*SOURCE RECORDS*
----
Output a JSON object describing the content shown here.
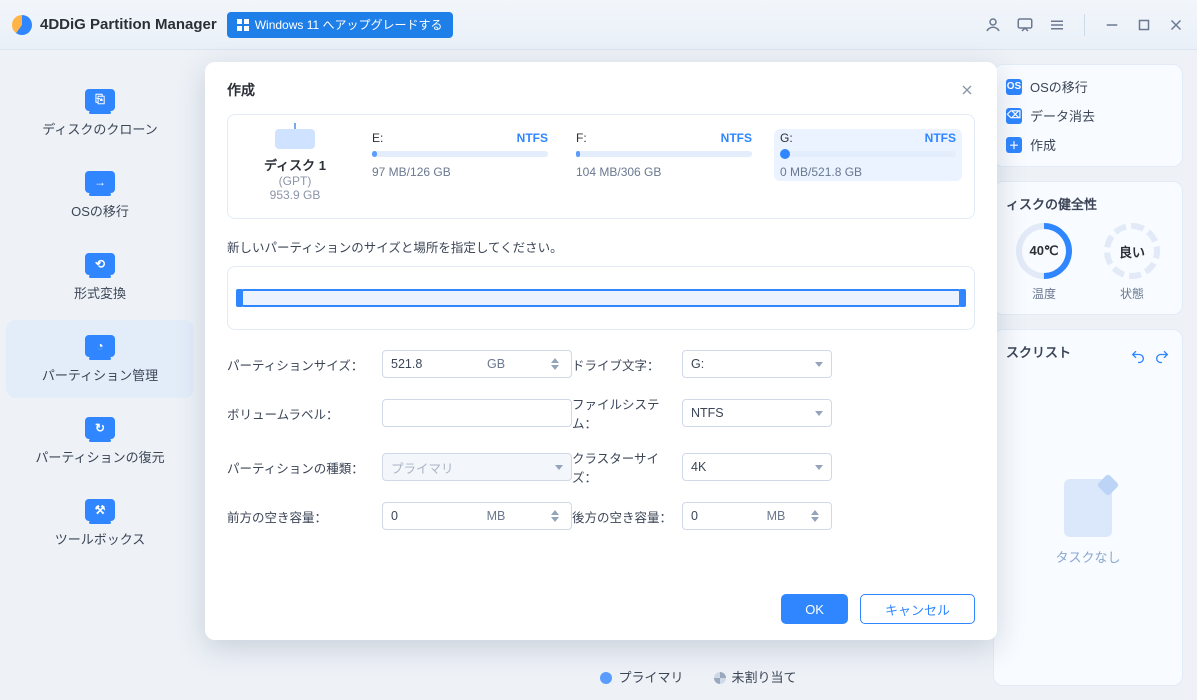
{
  "app": {
    "title": "4DDiG Partition Manager",
    "upgrade_label": "Windows 11 へアップグレードする"
  },
  "sidebar": {
    "items": [
      {
        "label": "ディスクのクローン"
      },
      {
        "label": "OSの移行"
      },
      {
        "label": "形式変換"
      },
      {
        "label": "パーティション管理"
      },
      {
        "label": "パーティションの復元"
      },
      {
        "label": "ツールボックス"
      }
    ],
    "active_index": 3
  },
  "right_panel": {
    "ops": [
      {
        "label": "OSの移行"
      },
      {
        "label": "データ消去"
      },
      {
        "label": "作成"
      }
    ],
    "health_title": "ィスクの健全性",
    "temperature_value": "40℃",
    "temperature_label": "温度",
    "status_value": "良い",
    "status_label": "状態",
    "tasks_title": "スクリスト",
    "tasks_empty": "タスクなし"
  },
  "legend": {
    "primary": "プライマリ",
    "unallocated": "未割り当て"
  },
  "modal": {
    "title": "作成",
    "disk": {
      "name": "ディスク 1",
      "type": "(GPT)",
      "size": "953.9 GB"
    },
    "partitions": [
      {
        "drive": "E:",
        "fs": "NTFS",
        "usage": "97 MB/126 GB",
        "fill_pct": 2,
        "selected": false
      },
      {
        "drive": "F:",
        "fs": "NTFS",
        "usage": "104 MB/306 GB",
        "fill_pct": 1,
        "selected": false
      },
      {
        "drive": "G:",
        "fs": "NTFS",
        "usage": "0 MB/521.8 GB",
        "fill_pct": 0,
        "selected": true
      }
    ],
    "instruction": "新しいパーティションのサイズと場所を指定してください。",
    "fields": {
      "partition_size_label": "パーティションサイズ：",
      "partition_size_value": "521.8",
      "partition_size_unit": "GB",
      "volume_label_label": "ボリュームラベル：",
      "volume_label_value": "",
      "partition_type_label": "パーティションの種類：",
      "partition_type_value": "プライマリ",
      "drive_letter_label": "ドライブ文字：",
      "drive_letter_value": "G:",
      "filesystem_label": "ファイルシステム：",
      "filesystem_value": "NTFS",
      "cluster_size_label": "クラスターサイズ：",
      "cluster_size_value": "4K",
      "unalloc_before_label": "前方の空き容量：",
      "unalloc_before_value": "0",
      "unalloc_before_unit": "MB",
      "unalloc_after_label": "後方の空き容量：",
      "unalloc_after_value": "0",
      "unalloc_after_unit": "MB"
    },
    "actions": {
      "ok": "OK",
      "cancel": "キャンセル"
    }
  }
}
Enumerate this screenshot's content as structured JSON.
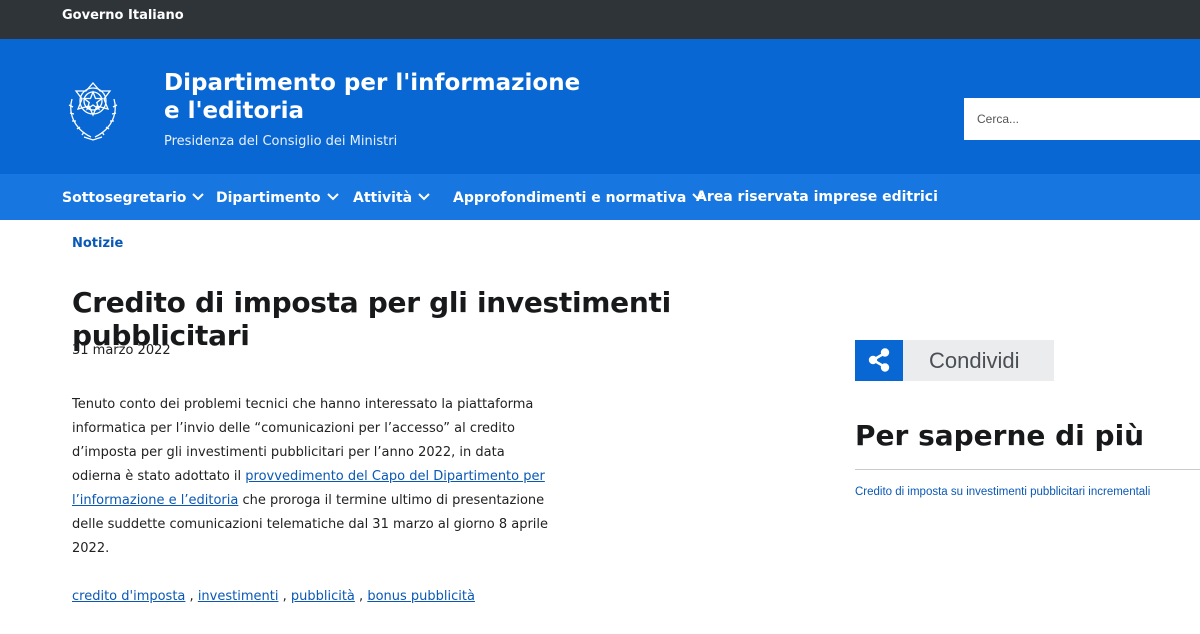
{
  "topbar": {
    "label": "Governo Italiano"
  },
  "header": {
    "title": "Dipartimento per l'informazione e l'editoria",
    "subtitle": "Presidenza del Consiglio dei Ministri",
    "search_placeholder": "Cerca..."
  },
  "nav": {
    "items": [
      {
        "label": "Sottosegretario"
      },
      {
        "label": "Dipartimento"
      },
      {
        "label": "Attività"
      },
      {
        "label": "Approfondimenti e normativa"
      },
      {
        "label": "Area riservata imprese editrici"
      }
    ]
  },
  "breadcrumb": {
    "label": "Notizie"
  },
  "article": {
    "title": "Credito di imposta per gli investimenti pubblicitari",
    "date": "31 marzo 2022",
    "body_before": "Tenuto conto dei problemi tecnici che hanno interessato la piattaforma informatica per l’invio delle “comunicazioni per l’accesso” al credito d’imposta per gli investimenti pubblicitari per l’anno 2022,  in data odierna è stato adottato il ",
    "body_link": "provvedimento del Capo del Dipartimento per l’informazione e l’editoria",
    "body_after": " che proroga il termine ultimo di presentazione delle suddette comunicazioni telematiche dal 31 marzo al giorno 8 aprile 2022.",
    "tags": [
      "credito d'imposta",
      "investimenti",
      "pubblicità",
      "bonus pubblicità"
    ],
    "tag_separator": " , "
  },
  "sidebar": {
    "share_label": "Condividi",
    "title": "Per saperne di più",
    "links": [
      {
        "label": "Credito di imposta su investimenti pubblicitari incrementali"
      }
    ]
  },
  "colors": {
    "topbar": "#2f3439",
    "header": "#0867d2",
    "nav": "#1776df",
    "link": "#0a58b5"
  }
}
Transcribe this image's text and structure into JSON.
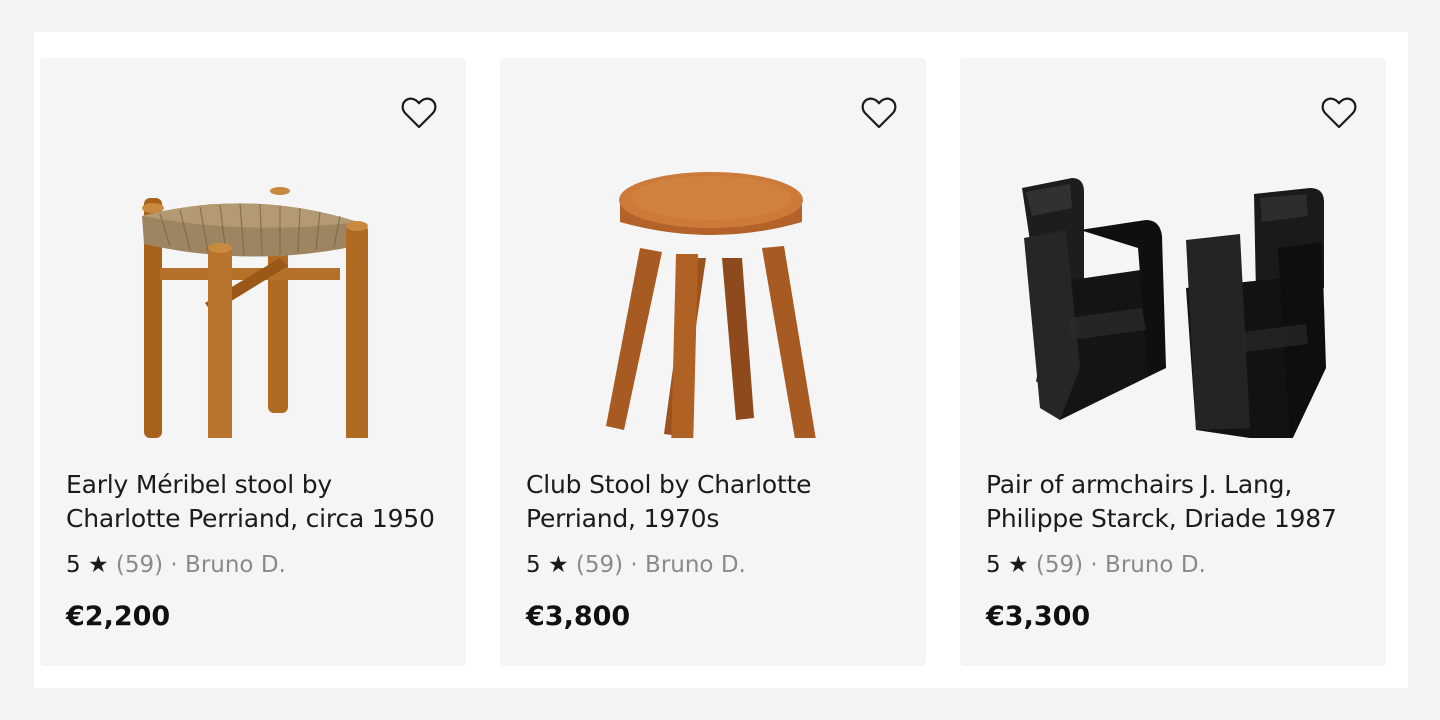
{
  "colors": {
    "page_background": "#f4f4f4",
    "panel_background": "#ffffff",
    "card_background": "#f5f5f5",
    "text_primary": "#1b1b1b",
    "text_muted": "#8a8a8a"
  },
  "products": [
    {
      "title": "Early Méribel stool by Charlotte Perriand, circa 1950",
      "rating": "5",
      "star": "★",
      "reviews": "(59)",
      "separator": "·",
      "seller": "Bruno D.",
      "price": "€2,200",
      "favorite_icon": "heart-outline-icon",
      "image_name": "rush-seat-stool-image"
    },
    {
      "title": "Club Stool by Charlotte Perriand, 1970s",
      "rating": "5",
      "star": "★",
      "reviews": "(59)",
      "separator": "·",
      "seller": "Bruno D.",
      "price": "€3,800",
      "favorite_icon": "heart-outline-icon",
      "image_name": "round-wood-stool-image"
    },
    {
      "title": "Pair of armchairs J. Lang, Philippe Starck, Driade 1987",
      "rating": "5",
      "star": "★",
      "reviews": "(59)",
      "separator": "·",
      "seller": "Bruno D.",
      "price": "€3,300",
      "favorite_icon": "heart-outline-icon",
      "image_name": "black-armchairs-image"
    }
  ]
}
----
*TASK OBJECTIVE*
Read the entries and show each line that mentions "investimenti".

*TASK SOLUTION*
    "title": "Credito di imposta per gli investimenti pubblicitari",
    "body_before": "Tenuto conto dei problemi tecnici che hanno interessato la piattaforma informatica per l’invio delle “comunicazioni per l’accesso” al credito d’imposta per gli investimenti pubblicitari per l’anno 2022,  in data odierna è stato adottato il ",
      "investimenti",
        "label": "Credito di imposta su investimenti pubblicitari incrementali"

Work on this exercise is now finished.